Records contained in a dataset
# # #

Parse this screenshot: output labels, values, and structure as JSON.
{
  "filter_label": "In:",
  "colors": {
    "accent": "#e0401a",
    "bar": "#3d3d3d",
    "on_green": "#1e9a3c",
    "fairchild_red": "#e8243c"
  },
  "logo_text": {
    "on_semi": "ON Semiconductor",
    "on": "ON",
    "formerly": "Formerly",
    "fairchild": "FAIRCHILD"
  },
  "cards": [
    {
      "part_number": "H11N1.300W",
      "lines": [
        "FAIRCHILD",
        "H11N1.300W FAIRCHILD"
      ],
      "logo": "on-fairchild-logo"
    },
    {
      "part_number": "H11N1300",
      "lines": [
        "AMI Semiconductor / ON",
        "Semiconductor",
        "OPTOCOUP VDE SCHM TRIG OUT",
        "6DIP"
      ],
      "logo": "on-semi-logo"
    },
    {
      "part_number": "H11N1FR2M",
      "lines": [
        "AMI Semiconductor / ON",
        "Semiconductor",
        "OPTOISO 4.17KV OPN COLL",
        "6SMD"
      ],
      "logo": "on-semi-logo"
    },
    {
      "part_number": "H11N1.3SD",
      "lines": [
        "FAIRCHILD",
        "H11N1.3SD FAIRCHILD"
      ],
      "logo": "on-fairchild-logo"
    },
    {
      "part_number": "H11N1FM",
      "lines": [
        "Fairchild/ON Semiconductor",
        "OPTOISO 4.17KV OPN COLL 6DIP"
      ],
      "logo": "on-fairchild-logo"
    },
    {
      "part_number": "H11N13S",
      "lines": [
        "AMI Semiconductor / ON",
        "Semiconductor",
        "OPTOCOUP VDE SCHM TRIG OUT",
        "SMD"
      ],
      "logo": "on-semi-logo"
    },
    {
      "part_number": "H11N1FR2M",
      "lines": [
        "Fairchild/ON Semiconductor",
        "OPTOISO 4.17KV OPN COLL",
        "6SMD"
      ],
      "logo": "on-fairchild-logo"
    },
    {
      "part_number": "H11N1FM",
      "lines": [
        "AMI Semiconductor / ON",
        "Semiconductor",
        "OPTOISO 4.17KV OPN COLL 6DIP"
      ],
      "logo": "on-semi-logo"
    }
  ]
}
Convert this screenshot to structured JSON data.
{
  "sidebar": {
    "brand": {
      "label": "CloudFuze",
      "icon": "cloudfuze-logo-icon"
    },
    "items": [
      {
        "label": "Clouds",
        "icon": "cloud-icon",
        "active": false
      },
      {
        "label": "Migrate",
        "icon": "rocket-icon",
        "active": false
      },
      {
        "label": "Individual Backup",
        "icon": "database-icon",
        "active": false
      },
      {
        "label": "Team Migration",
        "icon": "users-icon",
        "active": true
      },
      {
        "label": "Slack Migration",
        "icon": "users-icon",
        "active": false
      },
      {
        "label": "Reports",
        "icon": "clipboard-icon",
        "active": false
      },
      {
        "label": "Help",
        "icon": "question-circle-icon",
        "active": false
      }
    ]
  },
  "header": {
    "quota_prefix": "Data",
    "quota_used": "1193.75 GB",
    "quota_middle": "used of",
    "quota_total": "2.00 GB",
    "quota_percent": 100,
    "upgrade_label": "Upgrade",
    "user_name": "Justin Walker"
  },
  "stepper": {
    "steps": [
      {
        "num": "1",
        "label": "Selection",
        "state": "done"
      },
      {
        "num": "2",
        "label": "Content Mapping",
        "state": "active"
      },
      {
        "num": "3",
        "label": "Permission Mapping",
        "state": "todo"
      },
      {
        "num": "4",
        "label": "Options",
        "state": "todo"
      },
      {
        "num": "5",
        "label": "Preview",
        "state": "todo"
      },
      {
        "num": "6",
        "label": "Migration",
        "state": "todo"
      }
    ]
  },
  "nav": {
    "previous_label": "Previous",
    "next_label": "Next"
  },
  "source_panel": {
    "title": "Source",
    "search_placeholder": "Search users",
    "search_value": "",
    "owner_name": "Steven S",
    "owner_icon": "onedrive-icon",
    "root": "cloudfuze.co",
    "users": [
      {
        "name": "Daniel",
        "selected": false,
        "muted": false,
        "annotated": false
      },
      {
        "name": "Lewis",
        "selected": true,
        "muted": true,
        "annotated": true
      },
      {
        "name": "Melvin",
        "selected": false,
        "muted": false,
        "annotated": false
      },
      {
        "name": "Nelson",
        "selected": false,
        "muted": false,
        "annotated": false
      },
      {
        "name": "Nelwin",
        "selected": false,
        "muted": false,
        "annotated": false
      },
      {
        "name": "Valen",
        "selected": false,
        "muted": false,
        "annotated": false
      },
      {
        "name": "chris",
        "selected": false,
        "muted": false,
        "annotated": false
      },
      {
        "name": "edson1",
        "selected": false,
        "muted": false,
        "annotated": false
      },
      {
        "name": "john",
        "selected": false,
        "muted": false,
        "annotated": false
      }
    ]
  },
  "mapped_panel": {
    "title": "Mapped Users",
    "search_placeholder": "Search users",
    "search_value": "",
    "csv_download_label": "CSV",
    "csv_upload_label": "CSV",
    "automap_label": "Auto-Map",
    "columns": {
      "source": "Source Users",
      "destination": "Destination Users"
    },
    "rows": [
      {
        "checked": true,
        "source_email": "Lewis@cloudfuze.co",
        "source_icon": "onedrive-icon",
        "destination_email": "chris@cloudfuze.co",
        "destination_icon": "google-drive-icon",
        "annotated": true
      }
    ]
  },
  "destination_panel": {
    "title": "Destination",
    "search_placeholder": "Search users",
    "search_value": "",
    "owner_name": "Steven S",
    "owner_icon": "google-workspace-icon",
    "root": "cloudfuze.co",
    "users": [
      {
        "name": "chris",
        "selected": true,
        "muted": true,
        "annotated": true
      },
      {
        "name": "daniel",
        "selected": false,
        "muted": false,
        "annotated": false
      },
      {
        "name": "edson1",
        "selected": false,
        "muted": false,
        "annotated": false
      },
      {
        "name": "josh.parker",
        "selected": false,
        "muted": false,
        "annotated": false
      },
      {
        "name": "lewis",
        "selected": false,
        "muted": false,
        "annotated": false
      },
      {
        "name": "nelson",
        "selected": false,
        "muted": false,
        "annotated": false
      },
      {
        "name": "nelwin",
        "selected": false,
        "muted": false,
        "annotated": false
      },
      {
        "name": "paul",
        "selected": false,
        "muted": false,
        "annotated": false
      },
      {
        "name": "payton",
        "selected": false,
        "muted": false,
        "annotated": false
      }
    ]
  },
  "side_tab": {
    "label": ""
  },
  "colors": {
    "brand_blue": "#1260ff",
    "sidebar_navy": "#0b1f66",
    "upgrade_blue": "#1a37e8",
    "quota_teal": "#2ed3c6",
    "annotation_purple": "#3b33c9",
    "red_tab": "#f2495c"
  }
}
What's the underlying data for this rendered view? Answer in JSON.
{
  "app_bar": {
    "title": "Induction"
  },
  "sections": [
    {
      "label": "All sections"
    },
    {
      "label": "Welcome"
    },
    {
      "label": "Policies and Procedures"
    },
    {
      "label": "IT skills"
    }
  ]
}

# # #

— Aim —
Using the data above, output each line exactly.

— Exercise solution —
Parse this screenshot: output labels, values, and structure as JSON.
{
  "filter_label": "In:",
  "colors": {
    "accent": "#e0401a",
    "bar": "#3d3d3d",
    "on_green": "#1e9a3c",
    "fairchild_red": "#e8243c"
  },
  "logo_text": {
    "on_semi": "ON Semiconductor",
    "on": "ON",
    "formerly": "Formerly",
    "fairchild": "FAIRCHILD"
  },
  "cards": [
    {
      "part_number": "H11N1.300W",
      "lines": [
        "FAIRCHILD",
        "H11N1.300W FAIRCHILD"
      ],
      "logo": "on-fairchild-logo"
    },
    {
      "part_number": "H11N1300",
      "lines": [
        "AMI Semiconductor / ON",
        "Semiconductor",
        "OPTOCOUP VDE SCHM TRIG OUT",
        "6DIP"
      ],
      "logo": "on-semi-logo"
    },
    {
      "part_number": "H11N1FR2M",
      "lines": [
        "AMI Semiconductor / ON",
        "Semiconductor",
        "OPTOISO 4.17KV OPN COLL",
        "6SMD"
      ],
      "logo": "on-semi-logo"
    },
    {
      "part_number": "H11N1.3SD",
      "lines": [
        "FAIRCHILD",
        "H11N1.3SD FAIRCHILD"
      ],
      "logo": "on-fairchild-logo"
    },
    {
      "part_number": "H11N1FM",
      "lines": [
        "Fairchild/ON Semiconductor",
        "OPTOISO 4.17KV OPN COLL 6DIP"
      ],
      "logo": "on-fairchild-logo"
    },
    {
      "part_number": "H11N13S",
      "lines": [
        "AMI Semiconductor / ON",
        "Semiconductor",
        "OPTOCOUP VDE SCHM TRIG OUT",
        "SMD"
      ],
      "logo": "on-semi-logo"
    },
    {
      "part_number": "H11N1FR2M",
      "lines": [
        "Fairchild/ON Semiconductor",
        "OPTOISO 4.17KV OPN COLL",
        "6SMD"
      ],
      "logo": "on-fairchild-logo"
    },
    {
      "part_number": "H11N1FM",
      "lines": [
        "AMI Semiconductor / ON",
        "Semiconductor",
        "OPTOISO 4.17KV OPN COLL 6DIP"
      ],
      "logo": "on-semi-logo"
    }
  ]
}
Convert this screenshot to structured JSON data.
{
  "sidebar": {
    "brand": {
      "label": "CloudFuze",
      "icon": "cloudfuze-logo-icon"
    },
    "items": [
      {
        "label": "Clouds",
        "icon": "cloud-icon",
        "active": false
      },
      {
        "label": "Migrate",
        "icon": "rocket-icon",
        "active": false
      },
      {
        "label": "Individual Backup",
        "icon": "database-icon",
        "active": false
      },
      {
        "label": "Team Migration",
        "icon": "users-icon",
        "active": true
      },
      {
        "label": "Slack Migration",
        "icon": "users-icon",
        "active": false
      },
      {
        "label": "Reports",
        "icon": "clipboard-icon",
        "active": false
      },
      {
        "label": "Help",
        "icon": "question-circle-icon",
        "active": false
      }
    ]
  },
  "header": {
    "quota_prefix": "Data",
    "quota_used": "1193.75 GB",
    "quota_middle": "used of",
    "quota_total": "2.00 GB",
    "quota_percent": 100,
    "upgrade_label": "Upgrade",
    "user_name": "Justin Walker"
  },
  "stepper": {
    "steps": [
      {
        "num": "1",
        "label": "Selection",
        "state": "done"
      },
      {
        "num": "2",
        "label": "Content Mapping",
        "state": "active"
      },
      {
        "num": "3",
        "label": "Permission Mapping",
        "state": "todo"
      },
      {
        "num": "4",
        "label": "Options",
        "state": "todo"
      },
      {
        "num": "5",
        "label": "Preview",
        "state": "todo"
      },
      {
        "num": "6",
        "label": "Migration",
        "state": "todo"
      }
    ]
  },
  "nav": {
    "previous_label": "Previous",
    "next_label": "Next"
  },
  "source_panel": {
    "title": "Source",
    "search_placeholder": "Search users",
    "search_value": "",
    "owner_name": "Steven S",
    "owner_icon": "onedrive-icon",
    "root": "cloudfuze.co",
    "users": [
      {
        "name": "Daniel",
        "selected": false,
        "muted": false,
        "annotated": false
      },
      {
        "name": "Lewis",
        "selected": true,
        "muted": true,
        "annotated": true
      },
      {
        "name": "Melvin",
        "selected": false,
        "muted": false,
        "annotated": false
      },
      {
        "name": "Nelson",
        "selected": false,
        "muted": false,
        "annotated": false
      },
      {
        "name": "Nelwin",
        "selected": false,
        "muted": false,
        "annotated": false
      },
      {
        "name": "Valen",
        "selected": false,
        "muted": false,
        "annotated": false
      },
      {
        "name": "chris",
        "selected": false,
        "muted": false,
        "annotated": false
      },
      {
        "name": "edson1",
        "selected": false,
        "muted": false,
        "annotated": false
      },
      {
        "name": "john",
        "selected": false,
        "muted": false,
        "annotated": false
      }
    ]
  },
  "mapped_panel": {
    "title": "Mapped Users",
    "search_placeholder": "Search users",
    "search_value": "",
    "csv_download_label": "CSV",
    "csv_upload_label": "CSV",
    "automap_label": "Auto-Map",
    "columns": {
      "source": "Source Users",
      "destination": "Destination Users"
    },
    "rows": [
      {
        "checked": true,
        "source_email": "Lewis@cloudfuze.co",
        "source_icon": "onedrive-icon",
        "destination_email": "chris@cloudfuze.co",
        "destination_icon": "google-drive-icon",
        "annotated": true
      }
    ]
  },
  "destination_panel": {
    "title": "Destination",
    "search_placeholder": "Search users",
    "search_value": "",
    "owner_name": "Steven S",
    "owner_icon": "google-workspace-icon",
    "root": "cloudfuze.co",
    "users": [
      {
        "name": "chris",
        "selected": true,
        "muted": true,
        "annotated": true
      },
      {
        "name": "daniel",
        "selected": false,
        "muted": false,
        "annotated": false
      },
      {
        "name": "edson1",
        "selected": false,
        "muted": false,
        "annotated": false
      },
      {
        "name": "josh.parker",
        "selected": false,
        "muted": false,
        "annotated": false
      },
      {
        "name": "lewis",
        "selected": false,
        "muted": false,
        "annotated": false
      },
      {
        "name": "nelson",
        "selected": false,
        "muted": false,
        "annotated": false
      },
      {
        "name": "nelwin",
        "selected": false,
        "muted": false,
        "annotated": false
      },
      {
        "name": "paul",
        "selected": false,
        "muted": false,
        "annotated": false
      },
      {
        "name": "payton",
        "selected": false,
        "muted": false,
        "annotated": false
      }
    ]
  },
  "side_tab": {
    "label": ""
  },
  "colors": {
    "brand_blue": "#1260ff",
    "sidebar_navy": "#0b1f66",
    "upgrade_blue": "#1a37e8",
    "quota_teal": "#2ed3c6",
    "annotation_purple": "#3b33c9",
    "red_tab": "#f2495c"
  }
}
What's the underlying data for this rendered view? Answer in JSON.
{
  "app_bar": {
    "title": "Induction"
  },
  "sections": [
    {
      "label": "All sections"
    },
    {
      "label": "Welcome"
    },
    {
      "label": "Policies and Procedures"
    },
    {
      "label": "IT skills"
    }
  ]
}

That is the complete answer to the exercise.